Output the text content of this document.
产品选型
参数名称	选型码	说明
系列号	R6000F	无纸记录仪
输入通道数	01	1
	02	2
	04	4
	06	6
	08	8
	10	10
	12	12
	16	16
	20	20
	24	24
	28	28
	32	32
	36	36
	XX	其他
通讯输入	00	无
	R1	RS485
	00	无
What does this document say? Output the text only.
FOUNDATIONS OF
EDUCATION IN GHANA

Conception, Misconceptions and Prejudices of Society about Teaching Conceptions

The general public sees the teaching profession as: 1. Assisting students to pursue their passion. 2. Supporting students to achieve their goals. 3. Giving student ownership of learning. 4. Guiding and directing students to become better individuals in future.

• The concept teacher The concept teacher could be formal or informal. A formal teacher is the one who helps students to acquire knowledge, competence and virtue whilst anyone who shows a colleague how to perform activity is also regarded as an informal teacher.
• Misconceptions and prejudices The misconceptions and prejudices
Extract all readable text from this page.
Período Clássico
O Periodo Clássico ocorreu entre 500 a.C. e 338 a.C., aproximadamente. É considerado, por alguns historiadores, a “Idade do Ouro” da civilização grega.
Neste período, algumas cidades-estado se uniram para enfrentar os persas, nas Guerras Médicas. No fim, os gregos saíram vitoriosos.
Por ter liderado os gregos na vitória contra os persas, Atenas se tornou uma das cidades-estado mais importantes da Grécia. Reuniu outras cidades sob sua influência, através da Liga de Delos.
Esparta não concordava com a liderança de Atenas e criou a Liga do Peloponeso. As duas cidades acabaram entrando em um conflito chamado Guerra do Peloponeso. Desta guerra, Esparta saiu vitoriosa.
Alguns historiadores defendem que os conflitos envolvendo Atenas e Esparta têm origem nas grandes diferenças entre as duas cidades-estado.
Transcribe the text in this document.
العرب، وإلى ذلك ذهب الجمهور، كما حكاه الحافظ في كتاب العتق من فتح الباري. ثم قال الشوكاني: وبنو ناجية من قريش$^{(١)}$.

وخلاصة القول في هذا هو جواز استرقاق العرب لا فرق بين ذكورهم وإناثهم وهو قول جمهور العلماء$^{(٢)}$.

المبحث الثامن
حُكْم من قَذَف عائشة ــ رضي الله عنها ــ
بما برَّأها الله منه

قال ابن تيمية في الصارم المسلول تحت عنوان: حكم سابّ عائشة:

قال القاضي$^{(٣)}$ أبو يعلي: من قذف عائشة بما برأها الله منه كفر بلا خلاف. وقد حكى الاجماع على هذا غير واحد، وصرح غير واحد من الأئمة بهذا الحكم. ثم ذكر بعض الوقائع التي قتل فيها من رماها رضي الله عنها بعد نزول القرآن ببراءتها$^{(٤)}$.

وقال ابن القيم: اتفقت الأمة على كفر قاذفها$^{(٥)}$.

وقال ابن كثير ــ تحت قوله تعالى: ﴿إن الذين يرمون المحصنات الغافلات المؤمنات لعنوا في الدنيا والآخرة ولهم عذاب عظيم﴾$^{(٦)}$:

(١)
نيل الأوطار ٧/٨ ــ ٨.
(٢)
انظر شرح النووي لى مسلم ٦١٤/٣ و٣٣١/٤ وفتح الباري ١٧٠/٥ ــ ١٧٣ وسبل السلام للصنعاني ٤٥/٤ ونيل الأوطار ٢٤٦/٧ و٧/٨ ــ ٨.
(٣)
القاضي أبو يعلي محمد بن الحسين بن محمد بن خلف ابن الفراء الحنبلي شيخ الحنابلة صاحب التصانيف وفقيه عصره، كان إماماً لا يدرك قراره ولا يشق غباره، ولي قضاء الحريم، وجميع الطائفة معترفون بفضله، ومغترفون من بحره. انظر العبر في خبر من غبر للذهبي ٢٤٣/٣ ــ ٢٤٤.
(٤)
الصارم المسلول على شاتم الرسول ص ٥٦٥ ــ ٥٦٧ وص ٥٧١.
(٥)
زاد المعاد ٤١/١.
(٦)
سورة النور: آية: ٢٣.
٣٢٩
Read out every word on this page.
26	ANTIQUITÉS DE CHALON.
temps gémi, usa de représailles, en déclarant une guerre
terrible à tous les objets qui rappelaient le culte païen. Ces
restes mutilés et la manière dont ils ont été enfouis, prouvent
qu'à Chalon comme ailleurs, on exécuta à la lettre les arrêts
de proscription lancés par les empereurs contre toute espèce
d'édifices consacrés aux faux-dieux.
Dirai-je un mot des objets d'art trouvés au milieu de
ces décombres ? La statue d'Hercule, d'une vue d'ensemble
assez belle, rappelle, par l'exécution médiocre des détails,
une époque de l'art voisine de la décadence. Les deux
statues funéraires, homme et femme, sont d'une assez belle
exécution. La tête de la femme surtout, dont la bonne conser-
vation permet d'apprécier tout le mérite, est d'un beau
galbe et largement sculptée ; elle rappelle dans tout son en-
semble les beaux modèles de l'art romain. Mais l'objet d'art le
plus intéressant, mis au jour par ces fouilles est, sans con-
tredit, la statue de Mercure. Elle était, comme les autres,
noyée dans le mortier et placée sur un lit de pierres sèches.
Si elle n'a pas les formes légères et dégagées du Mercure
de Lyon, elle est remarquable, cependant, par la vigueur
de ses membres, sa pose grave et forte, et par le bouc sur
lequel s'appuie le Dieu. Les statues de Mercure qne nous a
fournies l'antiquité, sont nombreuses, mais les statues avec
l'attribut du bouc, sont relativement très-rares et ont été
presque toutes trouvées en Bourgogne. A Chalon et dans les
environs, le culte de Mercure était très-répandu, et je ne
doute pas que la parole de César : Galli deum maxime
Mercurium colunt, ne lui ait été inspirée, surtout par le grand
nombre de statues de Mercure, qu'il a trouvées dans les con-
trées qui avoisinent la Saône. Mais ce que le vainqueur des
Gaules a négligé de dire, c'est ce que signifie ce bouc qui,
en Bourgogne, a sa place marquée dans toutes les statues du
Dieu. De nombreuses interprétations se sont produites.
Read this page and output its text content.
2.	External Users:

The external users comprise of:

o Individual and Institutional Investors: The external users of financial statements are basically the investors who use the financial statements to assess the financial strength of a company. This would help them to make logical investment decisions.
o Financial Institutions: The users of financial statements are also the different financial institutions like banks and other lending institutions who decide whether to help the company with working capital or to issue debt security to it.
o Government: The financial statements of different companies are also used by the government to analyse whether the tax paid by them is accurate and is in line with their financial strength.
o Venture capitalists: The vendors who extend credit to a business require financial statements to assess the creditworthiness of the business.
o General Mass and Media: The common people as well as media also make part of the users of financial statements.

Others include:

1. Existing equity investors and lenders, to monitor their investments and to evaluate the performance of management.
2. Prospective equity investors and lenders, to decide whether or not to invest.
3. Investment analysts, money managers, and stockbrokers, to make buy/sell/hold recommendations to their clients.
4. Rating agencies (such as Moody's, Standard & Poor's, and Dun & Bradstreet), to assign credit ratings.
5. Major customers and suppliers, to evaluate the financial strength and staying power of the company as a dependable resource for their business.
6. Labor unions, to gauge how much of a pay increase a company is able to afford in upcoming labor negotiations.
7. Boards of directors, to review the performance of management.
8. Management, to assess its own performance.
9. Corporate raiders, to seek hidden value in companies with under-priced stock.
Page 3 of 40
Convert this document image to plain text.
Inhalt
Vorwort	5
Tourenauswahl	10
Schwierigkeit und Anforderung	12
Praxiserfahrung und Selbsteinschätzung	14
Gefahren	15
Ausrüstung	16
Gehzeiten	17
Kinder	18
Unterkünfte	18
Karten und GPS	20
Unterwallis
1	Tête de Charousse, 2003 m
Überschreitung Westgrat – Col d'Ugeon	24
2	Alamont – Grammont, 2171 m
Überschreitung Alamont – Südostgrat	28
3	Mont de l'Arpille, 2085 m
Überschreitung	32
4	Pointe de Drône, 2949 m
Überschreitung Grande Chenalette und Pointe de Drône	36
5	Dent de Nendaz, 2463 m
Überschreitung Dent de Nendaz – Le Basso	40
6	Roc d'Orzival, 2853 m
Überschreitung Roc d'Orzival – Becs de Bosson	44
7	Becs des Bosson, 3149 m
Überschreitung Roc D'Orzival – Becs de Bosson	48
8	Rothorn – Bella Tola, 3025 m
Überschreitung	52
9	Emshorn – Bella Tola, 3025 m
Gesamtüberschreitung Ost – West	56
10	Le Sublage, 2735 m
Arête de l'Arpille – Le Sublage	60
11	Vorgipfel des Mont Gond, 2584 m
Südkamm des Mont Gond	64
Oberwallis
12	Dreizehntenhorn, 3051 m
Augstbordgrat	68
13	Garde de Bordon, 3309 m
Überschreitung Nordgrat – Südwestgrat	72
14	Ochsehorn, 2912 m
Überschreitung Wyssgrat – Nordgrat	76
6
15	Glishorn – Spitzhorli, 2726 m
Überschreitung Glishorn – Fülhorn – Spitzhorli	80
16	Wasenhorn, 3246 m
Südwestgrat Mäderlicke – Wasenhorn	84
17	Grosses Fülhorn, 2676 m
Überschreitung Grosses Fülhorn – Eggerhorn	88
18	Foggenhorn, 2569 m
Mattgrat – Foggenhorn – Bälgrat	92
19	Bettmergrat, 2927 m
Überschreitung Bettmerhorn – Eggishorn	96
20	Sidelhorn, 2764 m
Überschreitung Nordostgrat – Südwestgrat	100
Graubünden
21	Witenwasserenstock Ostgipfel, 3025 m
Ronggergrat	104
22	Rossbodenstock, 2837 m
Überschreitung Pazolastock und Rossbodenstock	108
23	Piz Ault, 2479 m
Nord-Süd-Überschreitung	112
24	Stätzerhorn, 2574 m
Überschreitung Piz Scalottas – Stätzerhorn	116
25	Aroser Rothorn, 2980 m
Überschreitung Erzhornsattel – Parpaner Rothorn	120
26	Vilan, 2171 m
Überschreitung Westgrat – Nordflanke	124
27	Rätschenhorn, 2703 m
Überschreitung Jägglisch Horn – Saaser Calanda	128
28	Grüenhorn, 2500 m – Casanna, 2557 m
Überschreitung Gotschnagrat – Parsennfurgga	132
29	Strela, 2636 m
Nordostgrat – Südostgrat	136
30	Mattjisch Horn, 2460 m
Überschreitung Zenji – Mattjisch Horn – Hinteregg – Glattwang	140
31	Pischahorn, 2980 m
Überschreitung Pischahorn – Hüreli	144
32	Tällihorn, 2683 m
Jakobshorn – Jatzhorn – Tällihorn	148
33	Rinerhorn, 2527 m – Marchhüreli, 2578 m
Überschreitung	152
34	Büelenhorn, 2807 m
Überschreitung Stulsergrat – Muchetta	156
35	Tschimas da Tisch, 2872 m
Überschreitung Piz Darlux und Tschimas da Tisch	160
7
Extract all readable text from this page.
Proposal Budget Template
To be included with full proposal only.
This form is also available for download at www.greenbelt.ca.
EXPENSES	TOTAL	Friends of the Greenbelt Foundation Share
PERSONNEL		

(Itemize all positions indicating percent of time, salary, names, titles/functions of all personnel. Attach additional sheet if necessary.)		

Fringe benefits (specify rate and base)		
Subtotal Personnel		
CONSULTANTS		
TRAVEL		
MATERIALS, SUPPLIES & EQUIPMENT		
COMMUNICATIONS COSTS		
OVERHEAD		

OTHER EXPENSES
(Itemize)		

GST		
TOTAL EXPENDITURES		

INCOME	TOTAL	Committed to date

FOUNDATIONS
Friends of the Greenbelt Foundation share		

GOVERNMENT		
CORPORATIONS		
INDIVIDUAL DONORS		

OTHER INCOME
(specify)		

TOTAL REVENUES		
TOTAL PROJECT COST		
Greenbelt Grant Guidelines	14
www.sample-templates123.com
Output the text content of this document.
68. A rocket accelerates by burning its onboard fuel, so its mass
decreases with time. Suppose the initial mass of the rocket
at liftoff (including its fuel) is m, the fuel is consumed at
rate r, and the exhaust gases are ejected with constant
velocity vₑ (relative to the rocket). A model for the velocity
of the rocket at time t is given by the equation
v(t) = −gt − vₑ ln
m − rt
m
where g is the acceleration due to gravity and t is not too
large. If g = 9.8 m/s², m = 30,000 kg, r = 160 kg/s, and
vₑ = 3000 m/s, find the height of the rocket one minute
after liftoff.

--

What is required: Identify lines with the string "statues". Copy each one.

Expected answer:
statues funéraires, homme et femme, sont d'une assez belle
lequel s'appuie le Dieu. Les statues de Mercure qne nous a
fournies l'antiquité, sont nombreuses, mais les statues avec
nombre de statues de Mercure, qu'il a trouvées dans les con-
en Bourgogne, a sa place marquée dans toutes les statues du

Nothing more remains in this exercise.